§ **EXERCISE OBJECTIVE**
With the pictures left out, copy the listing below exactly.

<<<<

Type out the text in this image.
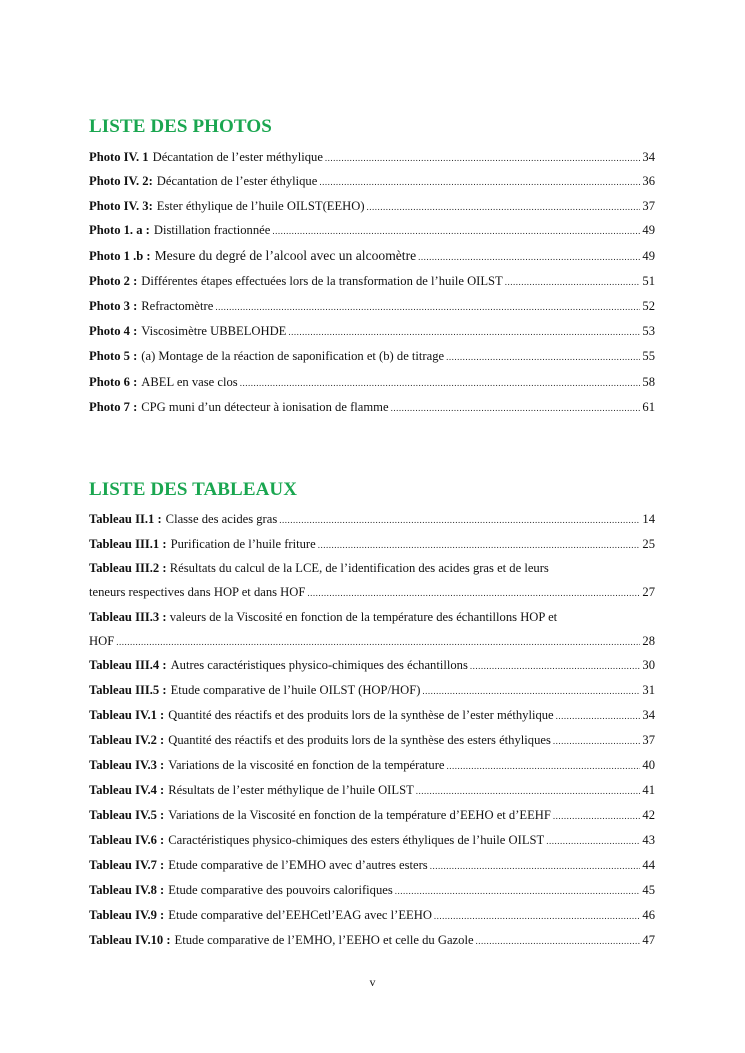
LISTE DES PHOTOS
Photo IV. 1 Décantation de l’ester méthylique .....	34
Photo IV. 2: Décantation de l’ester éthylique .....	36
Photo IV. 3: Ester éthylique de l’huile OILST(EEHO) .....	37
Photo 1. a : Distillation fractionnée .....	49
Photo 1 .b : Mesure du degré de l’alcool avec un alcoomètre .....	49
Photo 2 : Différentes étapes effectuées lors de la transformation de l’huile OILST .....	51
Photo 3 : Refractomètre .....	52
Photo 4 : Viscosimètre UBBELOHDE .....	53
Photo 5 : (a) Montage de la réaction de saponification et (b) de titrage .....	55
Photo 6 : ABEL en vase clos .....	58
Photo 7 : CPG muni d’un détecteur à ionisation de flamme .....	61
LISTE DES TABLEAUX
Tableau II.1 : Classe des acides gras .....	14
Tableau III.1 : Purification de l’huile friture .....	25
Tableau III.2 : Résultats du calcul de la LCE, de l’identification des acides gras et de leurs
teneurs respectives dans HOP et dans HOF .....	27
Tableau III.3 : valeurs de la Viscosité en fonction de la température des échantillons HOP et
HOF .....	28
Tableau III.4 : Autres caractéristiques physico-chimiques des échantillons .....	30
Tableau III.5 : Etude comparative de l’huile OILST (HOP/HOF) .....	31
Tableau IV.1 : Quantité des réactifs et des produits lors de la synthèse de l’ester méthylique .....	34
Tableau IV.2 : Quantité des réactifs et des produits lors de la synthèse des esters éthyliques .....	37
Tableau IV.3 : Variations de la viscosité en fonction de la température .....	40
Tableau IV.4 : Résultats de l’ester méthylique de l’huile OILST .....	41
Tableau IV.5 : Variations de la Viscosité en fonction de la température d’EEHO et d’EEHF .....	42
Tableau IV.6 : Caractéristiques physico-chimiques des esters éthyliques de l’huile OILST .....	43
Tableau IV.7 : Etude comparative de l’EMHO avec d’autres esters .....	44
Tableau IV.8 : Etude comparative des pouvoirs calorifiques .....	45
Tableau IV.9 : Etude comparative del’EEHCetl’EAG avec l’EEHO .....	46
Tableau IV.10 : Etude comparative de l’EMHO, l’EEHO et celle du Gazole .....	47
v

>>>>

§ **FULL SOLUTION**
Type out the text in this image.
LISTE DES PHOTOS
Photo IV. 1 Décantation de l’ester méthylique .....	34
Photo IV. 2: Décantation de l’ester éthylique .....	36
Photo IV. 3: Ester éthylique de l’huile OILST(EEHO) .....	37
Photo 1. a : Distillation fractionnée .....	49
Photo 1 .b : Mesure du degré de l’alcool avec un alcoomètre .....	49
Photo 2 : Différentes étapes effectuées lors de la transformation de l’huile OILST .....	51
Photo 3 : Refractomètre .....	52
Photo 4 : Viscosimètre UBBELOHDE .....	53
Photo 5 : (a) Montage de la réaction de saponification et (b) de titrage .....	55
Photo 6 : ABEL en vase clos .....	58
Photo 7 : CPG muni d’un détecteur à ionisation de flamme .....	61
LISTE DES TABLEAUX
Tableau II.1 : Classe des acides gras .....	14
Tableau III.1 : Purification de l’huile friture .....	25
Tableau III.2 : Résultats du calcul de la LCE, de l’identification des acides gras et de leurs
teneurs respectives dans HOP et dans HOF .....	27
Tableau III.3 : valeurs de la Viscosité en fonction de la température des échantillons HOP et
HOF .....	28
Tableau III.4 : Autres caractéristiques physico-chimiques des échantillons .....	30
Tableau III.5 : Etude comparative de l’huile OILST (HOP/HOF) .....	31
Tableau IV.1 : Quantité des réactifs et des produits lors de la synthèse de l’ester méthylique .....	34
Tableau IV.2 : Quantité des réactifs et des produits lors de la synthèse des esters éthyliques .....	37
Tableau IV.3 : Variations de la viscosité en fonction de la température .....	40
Tableau IV.4 : Résultats de l’ester méthylique de l’huile OILST .....	41
Tableau IV.5 : Variations de la Viscosité en fonction de la température d’EEHO et d’EEHF .....	42
Tableau IV.6 : Caractéristiques physico-chimiques des esters éthyliques de l’huile OILST .....	43
Tableau IV.7 : Etude comparative de l’EMHO avec d’autres esters .....	44
Tableau IV.8 : Etude comparative des pouvoirs calorifiques .....	45
Tableau IV.9 : Etude comparative del’EEHCetl’EAG avec l’EEHO .....	46
Tableau IV.10 : Etude comparative de l’EMHO, l’EEHO et celle du Gazole .....	47
v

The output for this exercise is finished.